Problem requirements
Look for "right" in each line of the entries, and return the matching lines.

_ _ _ _ _ _ _

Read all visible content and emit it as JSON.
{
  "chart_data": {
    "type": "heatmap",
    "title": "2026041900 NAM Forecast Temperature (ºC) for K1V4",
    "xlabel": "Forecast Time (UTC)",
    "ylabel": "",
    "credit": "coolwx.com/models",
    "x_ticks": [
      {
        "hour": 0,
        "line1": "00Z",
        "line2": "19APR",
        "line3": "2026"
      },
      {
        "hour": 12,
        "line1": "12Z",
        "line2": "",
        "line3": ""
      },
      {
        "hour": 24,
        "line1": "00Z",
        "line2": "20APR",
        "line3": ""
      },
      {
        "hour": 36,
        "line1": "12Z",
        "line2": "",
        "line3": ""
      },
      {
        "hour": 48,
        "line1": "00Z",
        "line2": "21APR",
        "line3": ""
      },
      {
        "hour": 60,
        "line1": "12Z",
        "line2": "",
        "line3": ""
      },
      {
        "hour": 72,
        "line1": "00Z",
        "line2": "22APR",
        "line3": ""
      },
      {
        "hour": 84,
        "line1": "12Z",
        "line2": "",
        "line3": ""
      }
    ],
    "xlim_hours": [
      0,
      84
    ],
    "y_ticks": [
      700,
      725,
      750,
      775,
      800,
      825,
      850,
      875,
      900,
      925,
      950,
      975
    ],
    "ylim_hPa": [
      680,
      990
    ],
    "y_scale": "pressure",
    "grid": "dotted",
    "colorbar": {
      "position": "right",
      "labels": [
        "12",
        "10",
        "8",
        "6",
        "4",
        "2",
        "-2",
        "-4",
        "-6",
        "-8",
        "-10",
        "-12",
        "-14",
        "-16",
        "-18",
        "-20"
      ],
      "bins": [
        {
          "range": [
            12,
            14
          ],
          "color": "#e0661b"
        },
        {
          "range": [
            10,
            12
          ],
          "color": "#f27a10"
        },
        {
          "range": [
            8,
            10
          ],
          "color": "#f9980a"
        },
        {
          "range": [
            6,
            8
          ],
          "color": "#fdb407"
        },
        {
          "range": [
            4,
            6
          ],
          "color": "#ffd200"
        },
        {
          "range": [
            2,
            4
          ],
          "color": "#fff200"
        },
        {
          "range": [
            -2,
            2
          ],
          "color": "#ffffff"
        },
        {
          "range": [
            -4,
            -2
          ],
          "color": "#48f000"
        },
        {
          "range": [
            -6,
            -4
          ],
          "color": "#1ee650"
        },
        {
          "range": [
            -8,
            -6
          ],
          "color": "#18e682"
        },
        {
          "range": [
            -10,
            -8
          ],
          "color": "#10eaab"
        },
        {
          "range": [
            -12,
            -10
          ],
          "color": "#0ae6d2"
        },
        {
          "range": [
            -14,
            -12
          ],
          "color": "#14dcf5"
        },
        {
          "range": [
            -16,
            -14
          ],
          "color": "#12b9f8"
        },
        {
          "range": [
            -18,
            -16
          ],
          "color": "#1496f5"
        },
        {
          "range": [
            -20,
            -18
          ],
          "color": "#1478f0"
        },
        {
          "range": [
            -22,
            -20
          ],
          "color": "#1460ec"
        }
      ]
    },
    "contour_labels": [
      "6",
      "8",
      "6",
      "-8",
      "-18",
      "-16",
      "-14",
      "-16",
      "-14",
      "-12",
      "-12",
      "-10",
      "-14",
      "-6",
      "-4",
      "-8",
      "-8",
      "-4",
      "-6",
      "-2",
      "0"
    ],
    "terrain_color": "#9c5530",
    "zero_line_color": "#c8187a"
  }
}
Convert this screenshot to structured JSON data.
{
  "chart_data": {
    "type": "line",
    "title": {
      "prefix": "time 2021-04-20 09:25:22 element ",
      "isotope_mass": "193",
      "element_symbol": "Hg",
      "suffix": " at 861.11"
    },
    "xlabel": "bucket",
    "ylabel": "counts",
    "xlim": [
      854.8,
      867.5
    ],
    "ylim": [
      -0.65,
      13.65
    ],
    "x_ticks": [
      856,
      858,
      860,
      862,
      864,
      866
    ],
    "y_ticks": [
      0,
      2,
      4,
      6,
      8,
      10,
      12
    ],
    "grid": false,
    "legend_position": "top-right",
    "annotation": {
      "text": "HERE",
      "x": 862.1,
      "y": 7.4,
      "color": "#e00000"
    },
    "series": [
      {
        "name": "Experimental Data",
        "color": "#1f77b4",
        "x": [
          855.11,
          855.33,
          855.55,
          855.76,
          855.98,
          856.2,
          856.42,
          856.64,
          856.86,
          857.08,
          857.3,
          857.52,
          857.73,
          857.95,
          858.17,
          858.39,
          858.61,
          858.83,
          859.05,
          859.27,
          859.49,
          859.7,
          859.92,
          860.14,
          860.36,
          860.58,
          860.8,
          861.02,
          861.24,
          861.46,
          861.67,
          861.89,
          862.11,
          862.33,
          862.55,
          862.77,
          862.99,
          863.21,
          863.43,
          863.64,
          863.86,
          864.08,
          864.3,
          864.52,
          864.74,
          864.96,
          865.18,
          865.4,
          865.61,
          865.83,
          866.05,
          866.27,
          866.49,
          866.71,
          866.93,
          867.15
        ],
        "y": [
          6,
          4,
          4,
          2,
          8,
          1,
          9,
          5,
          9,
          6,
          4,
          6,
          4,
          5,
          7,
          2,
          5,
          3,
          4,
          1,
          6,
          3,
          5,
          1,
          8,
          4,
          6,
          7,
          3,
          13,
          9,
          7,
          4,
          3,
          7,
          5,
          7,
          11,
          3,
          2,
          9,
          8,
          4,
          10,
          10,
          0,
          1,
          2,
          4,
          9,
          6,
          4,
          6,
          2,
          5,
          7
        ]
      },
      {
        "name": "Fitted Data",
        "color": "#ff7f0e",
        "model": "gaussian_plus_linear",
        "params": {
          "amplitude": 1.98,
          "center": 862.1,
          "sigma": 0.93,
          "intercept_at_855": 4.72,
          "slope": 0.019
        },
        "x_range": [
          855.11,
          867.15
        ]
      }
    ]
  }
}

_ _ _ _ _ _ _

Response
      "position": "right",
    "legend_position": "top-right",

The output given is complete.